▶ _Requirement_:
Retype the whole listing below, character for character.

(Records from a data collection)
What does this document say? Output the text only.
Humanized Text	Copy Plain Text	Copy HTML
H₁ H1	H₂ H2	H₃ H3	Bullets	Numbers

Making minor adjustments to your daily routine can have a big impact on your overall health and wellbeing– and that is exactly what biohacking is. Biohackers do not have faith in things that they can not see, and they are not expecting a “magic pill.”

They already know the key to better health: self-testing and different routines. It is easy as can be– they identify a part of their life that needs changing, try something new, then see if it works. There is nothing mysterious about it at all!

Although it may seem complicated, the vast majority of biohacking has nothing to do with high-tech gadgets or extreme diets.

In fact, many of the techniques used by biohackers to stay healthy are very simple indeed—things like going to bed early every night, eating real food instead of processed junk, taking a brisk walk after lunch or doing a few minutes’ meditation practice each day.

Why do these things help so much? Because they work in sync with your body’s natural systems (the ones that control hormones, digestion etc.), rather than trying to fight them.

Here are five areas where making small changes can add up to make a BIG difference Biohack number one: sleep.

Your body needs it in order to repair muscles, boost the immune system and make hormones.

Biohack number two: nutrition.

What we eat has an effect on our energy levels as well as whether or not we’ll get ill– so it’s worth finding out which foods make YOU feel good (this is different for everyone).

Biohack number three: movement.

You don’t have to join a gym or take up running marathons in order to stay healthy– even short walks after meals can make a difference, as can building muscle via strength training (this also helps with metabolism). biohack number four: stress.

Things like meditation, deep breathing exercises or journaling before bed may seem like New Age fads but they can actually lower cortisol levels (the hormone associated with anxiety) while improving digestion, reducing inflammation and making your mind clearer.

▶ _Task output_:
What does this document say? Output the text only.
Humanized Text	Copy Plain Text	Copy HTML
H₁ H1	H₂ H2	H₃ H3	Bullets	Numbers

Making minor adjustments to your daily routine can have a big impact on your overall health and wellbeing– and that is exactly what biohacking is. Biohackers do not have faith in things that they can not see, and they are not expecting a “magic pill.”

They already know the key to better health: self-testing and different routines. It is easy as can be– they identify a part of their life that needs changing, try something new, then see if it works. There is nothing mysterious about it at all!

Although it may seem complicated, the vast majority of biohacking has nothing to do with high-tech gadgets or extreme diets.

In fact, many of the techniques used by biohackers to stay healthy are very simple indeed—things like going to bed early every night, eating real food instead of processed junk, taking a brisk walk after lunch or doing a few minutes’ meditation practice each day.

Why do these things help so much? Because they work in sync with your body’s natural systems (the ones that control hormones, digestion etc.), rather than trying to fight them.

Here are five areas where making small changes can add up to make a BIG difference Biohack number one: sleep.

Your body needs it in order to repair muscles, boost the immune system and make hormones.

Biohack number two: nutrition.

What we eat has an effect on our energy levels as well as whether or not we’ll get ill– so it’s worth finding out which foods make YOU feel good (this is different for everyone).

Biohack number three: movement.

You don’t have to join a gym or take up running marathons in order to stay healthy– even short walks after meals can make a difference, as can building muscle via strength training (this also helps with metabolism). biohack number four: stress.

Things like meditation, deep breathing exercises or journaling before bed may seem like New Age fads but they can actually lower cortisol levels (the hormone associated with anxiety) while improving digestion, reducing inflammation and making your mind clearer.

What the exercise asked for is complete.